-------- Raw records --------

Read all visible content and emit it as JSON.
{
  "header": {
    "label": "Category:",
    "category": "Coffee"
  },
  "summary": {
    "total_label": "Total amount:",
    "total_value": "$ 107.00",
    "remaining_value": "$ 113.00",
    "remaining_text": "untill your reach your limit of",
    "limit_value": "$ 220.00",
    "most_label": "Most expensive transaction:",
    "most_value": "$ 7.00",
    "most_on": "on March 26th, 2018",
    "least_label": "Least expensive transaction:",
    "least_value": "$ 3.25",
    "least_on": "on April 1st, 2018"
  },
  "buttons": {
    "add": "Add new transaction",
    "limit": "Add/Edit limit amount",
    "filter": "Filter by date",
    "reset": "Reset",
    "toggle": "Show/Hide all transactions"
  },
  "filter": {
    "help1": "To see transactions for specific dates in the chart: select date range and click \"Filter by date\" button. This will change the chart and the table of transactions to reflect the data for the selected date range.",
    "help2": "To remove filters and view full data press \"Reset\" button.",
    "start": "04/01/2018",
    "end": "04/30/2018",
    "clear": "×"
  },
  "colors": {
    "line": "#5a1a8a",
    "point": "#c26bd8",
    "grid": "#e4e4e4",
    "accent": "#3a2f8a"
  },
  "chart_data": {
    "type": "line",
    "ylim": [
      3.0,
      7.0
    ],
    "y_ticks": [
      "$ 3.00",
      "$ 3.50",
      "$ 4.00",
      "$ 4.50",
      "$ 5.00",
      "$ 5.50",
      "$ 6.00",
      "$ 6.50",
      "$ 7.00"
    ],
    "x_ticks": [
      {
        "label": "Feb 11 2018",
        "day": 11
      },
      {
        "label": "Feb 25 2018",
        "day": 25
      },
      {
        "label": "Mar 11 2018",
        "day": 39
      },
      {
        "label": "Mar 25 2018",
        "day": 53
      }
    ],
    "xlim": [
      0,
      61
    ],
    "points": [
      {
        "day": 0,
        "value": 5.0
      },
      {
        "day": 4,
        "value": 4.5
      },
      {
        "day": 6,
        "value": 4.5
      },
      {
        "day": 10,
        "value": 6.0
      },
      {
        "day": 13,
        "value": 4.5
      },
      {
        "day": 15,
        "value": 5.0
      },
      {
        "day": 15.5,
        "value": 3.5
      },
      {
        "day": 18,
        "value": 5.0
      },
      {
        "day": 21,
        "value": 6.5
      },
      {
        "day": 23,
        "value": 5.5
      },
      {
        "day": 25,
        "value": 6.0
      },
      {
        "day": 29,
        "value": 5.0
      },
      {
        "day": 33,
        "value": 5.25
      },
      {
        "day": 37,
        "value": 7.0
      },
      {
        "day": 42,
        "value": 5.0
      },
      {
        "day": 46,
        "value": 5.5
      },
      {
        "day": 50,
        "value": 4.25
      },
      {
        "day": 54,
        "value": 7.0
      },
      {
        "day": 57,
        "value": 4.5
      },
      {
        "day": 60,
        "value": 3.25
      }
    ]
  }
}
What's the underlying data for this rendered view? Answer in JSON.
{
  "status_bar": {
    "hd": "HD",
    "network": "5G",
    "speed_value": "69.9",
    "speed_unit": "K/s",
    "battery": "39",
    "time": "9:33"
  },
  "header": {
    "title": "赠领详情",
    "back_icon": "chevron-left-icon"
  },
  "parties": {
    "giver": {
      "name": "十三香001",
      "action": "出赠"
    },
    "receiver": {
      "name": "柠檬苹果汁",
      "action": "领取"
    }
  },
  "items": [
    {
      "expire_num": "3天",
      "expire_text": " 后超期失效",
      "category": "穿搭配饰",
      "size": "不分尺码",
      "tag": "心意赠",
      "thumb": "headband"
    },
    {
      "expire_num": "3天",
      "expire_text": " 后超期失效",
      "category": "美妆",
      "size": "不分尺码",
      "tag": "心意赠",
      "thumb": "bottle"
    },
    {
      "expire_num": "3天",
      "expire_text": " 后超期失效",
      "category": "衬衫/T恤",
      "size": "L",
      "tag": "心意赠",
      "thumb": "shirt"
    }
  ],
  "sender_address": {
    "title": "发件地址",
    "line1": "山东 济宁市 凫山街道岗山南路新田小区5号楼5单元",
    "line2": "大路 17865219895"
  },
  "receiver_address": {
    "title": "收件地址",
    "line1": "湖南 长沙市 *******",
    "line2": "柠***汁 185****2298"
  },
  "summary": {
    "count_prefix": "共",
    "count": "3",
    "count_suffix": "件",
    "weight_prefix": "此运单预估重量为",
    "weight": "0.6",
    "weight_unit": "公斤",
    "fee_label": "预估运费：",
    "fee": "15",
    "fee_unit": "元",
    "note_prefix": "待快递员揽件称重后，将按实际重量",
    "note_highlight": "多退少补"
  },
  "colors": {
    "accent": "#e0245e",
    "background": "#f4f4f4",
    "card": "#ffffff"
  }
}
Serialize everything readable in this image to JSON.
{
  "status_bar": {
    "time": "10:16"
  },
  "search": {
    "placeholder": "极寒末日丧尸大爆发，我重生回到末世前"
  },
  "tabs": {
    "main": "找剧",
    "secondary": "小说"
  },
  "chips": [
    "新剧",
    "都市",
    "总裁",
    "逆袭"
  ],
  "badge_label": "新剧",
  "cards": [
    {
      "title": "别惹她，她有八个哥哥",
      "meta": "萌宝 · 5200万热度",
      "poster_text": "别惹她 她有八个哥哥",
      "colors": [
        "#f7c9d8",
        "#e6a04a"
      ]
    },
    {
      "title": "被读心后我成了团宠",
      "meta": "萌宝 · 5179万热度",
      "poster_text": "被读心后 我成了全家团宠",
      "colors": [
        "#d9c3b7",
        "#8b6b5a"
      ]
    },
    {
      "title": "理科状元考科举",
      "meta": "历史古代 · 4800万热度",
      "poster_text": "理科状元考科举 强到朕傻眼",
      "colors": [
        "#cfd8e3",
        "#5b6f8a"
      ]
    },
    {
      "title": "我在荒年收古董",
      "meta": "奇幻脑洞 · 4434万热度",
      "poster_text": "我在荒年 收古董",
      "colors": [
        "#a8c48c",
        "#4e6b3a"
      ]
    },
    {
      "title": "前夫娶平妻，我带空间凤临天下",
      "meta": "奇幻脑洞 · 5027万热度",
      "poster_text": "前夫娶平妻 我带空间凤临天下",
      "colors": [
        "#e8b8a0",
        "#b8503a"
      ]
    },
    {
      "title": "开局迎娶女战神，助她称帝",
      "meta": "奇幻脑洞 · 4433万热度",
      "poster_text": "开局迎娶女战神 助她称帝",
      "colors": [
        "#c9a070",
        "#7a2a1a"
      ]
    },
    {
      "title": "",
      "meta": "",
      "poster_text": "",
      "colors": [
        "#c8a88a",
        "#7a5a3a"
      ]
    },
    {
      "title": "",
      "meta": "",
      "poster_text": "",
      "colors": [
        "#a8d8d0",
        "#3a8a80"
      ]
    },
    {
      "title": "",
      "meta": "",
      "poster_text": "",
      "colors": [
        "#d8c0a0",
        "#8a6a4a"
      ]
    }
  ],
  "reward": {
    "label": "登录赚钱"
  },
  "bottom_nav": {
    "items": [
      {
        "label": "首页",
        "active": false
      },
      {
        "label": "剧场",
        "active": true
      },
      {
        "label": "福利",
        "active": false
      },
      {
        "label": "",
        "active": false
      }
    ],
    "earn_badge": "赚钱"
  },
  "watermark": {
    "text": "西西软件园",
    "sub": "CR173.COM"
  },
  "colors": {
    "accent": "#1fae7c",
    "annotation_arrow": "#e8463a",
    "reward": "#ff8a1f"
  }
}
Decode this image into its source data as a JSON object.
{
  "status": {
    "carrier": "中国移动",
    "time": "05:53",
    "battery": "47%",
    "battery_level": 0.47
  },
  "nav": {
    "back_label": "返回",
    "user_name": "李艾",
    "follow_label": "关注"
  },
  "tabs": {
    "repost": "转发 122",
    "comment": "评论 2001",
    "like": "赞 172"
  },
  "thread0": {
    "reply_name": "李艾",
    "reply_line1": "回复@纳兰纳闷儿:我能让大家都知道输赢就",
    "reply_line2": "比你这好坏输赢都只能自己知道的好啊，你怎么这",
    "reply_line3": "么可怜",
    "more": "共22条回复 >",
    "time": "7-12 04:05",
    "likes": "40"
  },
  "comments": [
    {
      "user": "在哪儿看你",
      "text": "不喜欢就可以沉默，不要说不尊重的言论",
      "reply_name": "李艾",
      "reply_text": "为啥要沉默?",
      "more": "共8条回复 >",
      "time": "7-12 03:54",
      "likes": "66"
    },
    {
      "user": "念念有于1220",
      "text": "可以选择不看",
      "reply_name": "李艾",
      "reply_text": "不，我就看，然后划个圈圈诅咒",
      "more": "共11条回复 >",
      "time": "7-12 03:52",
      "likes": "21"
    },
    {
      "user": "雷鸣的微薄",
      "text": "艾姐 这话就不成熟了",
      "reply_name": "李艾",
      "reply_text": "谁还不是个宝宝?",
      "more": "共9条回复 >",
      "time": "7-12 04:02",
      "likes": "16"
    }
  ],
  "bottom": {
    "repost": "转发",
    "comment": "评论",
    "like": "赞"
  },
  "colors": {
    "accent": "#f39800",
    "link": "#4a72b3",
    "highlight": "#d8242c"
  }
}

--------

Using the listing above, pick out each line that contains the word "Reset", then copy it.

    "reset": "Reset",
    "help2": "To remove filters and view full data press \"Reset\" button.",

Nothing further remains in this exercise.